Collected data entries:

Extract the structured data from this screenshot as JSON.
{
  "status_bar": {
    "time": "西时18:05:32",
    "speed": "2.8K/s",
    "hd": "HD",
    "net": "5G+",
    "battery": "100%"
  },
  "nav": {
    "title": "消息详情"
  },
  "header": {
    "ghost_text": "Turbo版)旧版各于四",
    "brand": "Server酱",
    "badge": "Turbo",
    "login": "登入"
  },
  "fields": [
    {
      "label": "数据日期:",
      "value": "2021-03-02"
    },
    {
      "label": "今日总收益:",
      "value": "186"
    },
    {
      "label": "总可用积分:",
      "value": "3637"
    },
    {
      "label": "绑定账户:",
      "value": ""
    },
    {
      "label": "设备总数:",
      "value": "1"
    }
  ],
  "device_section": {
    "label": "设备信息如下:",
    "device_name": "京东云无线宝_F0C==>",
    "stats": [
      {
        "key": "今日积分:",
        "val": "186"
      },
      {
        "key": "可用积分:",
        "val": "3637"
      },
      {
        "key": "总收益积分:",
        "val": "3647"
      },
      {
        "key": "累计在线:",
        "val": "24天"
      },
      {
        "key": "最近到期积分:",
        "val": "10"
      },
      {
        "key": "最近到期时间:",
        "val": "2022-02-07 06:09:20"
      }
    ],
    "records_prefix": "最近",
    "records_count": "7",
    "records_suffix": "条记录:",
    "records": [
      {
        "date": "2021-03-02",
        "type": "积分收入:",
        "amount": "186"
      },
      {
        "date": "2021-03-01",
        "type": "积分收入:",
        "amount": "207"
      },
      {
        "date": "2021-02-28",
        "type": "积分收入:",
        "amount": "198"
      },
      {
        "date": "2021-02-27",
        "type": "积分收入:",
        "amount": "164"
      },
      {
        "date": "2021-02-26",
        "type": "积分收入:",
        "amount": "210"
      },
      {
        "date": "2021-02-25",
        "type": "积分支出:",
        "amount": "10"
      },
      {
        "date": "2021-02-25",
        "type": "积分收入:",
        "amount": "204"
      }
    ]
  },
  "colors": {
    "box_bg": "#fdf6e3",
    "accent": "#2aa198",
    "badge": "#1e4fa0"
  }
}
---
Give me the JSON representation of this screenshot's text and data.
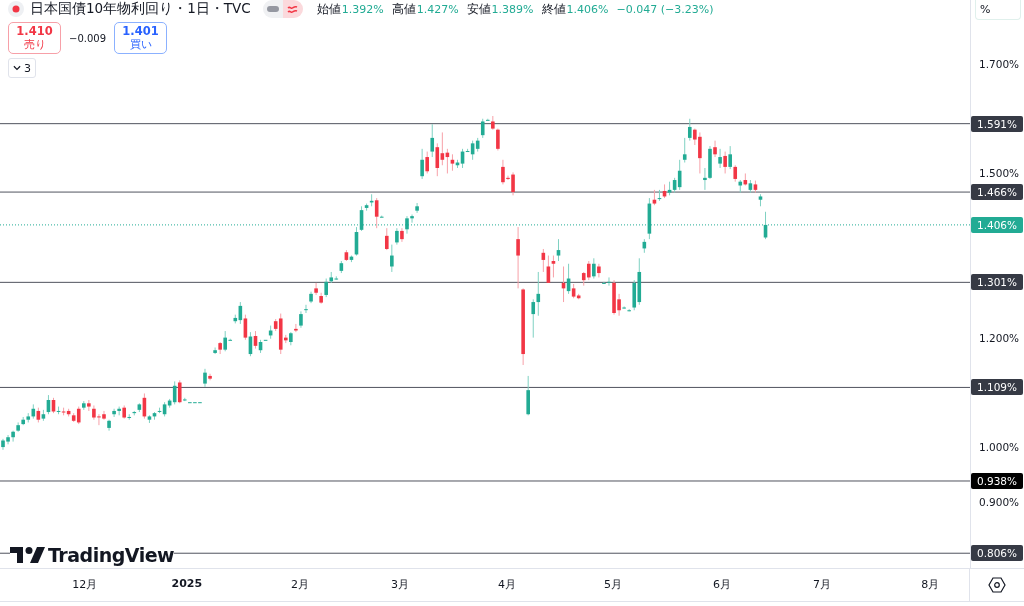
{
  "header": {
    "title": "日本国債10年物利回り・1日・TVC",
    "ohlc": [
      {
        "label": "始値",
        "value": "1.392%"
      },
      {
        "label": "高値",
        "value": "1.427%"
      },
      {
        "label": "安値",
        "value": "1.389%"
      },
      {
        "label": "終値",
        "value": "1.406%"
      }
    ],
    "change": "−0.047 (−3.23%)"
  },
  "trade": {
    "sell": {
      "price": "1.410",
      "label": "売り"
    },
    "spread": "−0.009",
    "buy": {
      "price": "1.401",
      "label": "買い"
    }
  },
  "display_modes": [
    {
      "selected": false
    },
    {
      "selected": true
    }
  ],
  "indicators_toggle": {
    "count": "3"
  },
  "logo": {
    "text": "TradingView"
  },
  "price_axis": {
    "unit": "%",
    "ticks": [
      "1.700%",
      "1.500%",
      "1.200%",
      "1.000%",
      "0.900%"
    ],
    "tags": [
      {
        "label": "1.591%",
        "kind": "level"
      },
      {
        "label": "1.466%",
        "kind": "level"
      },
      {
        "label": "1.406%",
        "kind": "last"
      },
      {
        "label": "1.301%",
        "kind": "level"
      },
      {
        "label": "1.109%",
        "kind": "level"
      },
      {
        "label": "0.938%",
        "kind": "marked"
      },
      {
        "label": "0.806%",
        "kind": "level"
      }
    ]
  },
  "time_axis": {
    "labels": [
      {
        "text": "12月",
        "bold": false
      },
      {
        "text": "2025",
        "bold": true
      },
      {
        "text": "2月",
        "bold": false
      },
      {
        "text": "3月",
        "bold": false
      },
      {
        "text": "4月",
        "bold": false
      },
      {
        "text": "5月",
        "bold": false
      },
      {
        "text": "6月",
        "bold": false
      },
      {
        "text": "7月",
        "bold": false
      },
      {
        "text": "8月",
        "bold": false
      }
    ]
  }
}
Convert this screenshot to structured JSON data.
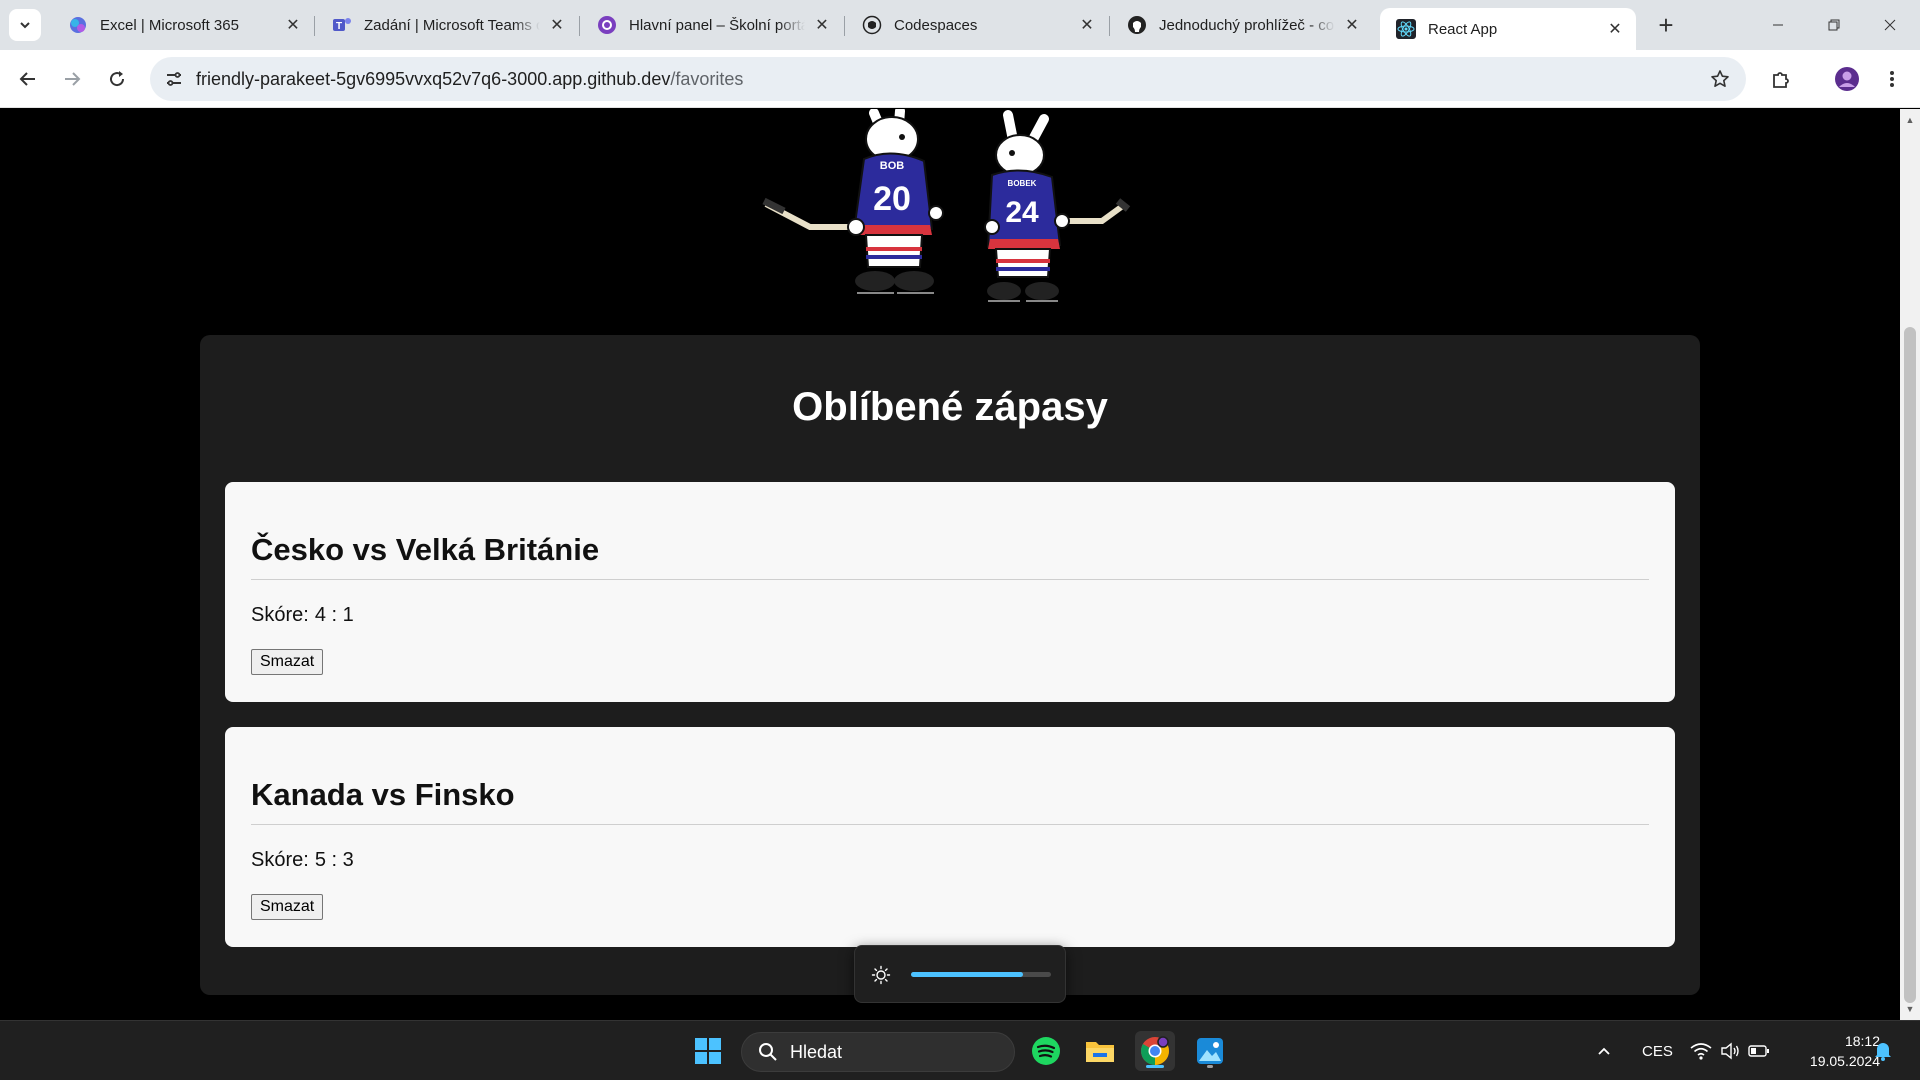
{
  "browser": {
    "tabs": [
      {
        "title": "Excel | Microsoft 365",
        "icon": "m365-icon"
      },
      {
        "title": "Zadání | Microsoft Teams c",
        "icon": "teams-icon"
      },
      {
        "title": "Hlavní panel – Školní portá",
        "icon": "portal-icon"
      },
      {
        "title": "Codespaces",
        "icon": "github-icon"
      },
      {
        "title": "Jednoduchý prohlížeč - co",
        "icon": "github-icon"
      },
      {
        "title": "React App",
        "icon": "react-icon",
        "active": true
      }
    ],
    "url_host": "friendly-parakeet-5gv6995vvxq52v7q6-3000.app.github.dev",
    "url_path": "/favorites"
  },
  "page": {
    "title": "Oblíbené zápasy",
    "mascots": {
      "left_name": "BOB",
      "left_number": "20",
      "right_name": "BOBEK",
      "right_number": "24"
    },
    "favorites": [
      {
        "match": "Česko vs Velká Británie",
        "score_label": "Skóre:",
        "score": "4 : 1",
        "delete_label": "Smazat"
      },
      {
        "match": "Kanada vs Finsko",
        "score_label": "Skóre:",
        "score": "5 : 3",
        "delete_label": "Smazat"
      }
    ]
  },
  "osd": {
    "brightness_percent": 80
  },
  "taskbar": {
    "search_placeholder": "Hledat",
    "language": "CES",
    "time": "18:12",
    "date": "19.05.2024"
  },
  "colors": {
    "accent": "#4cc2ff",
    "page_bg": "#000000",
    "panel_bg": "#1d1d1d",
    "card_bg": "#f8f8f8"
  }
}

Your task: Scan the listing above. Collect all lines with the word "amount".

Problem solution:
        "amount": "186"
        "amount": "207"
        "amount": "198"
        "amount": "164"
        "amount": "210"
        "amount": "10"
        "amount": "204"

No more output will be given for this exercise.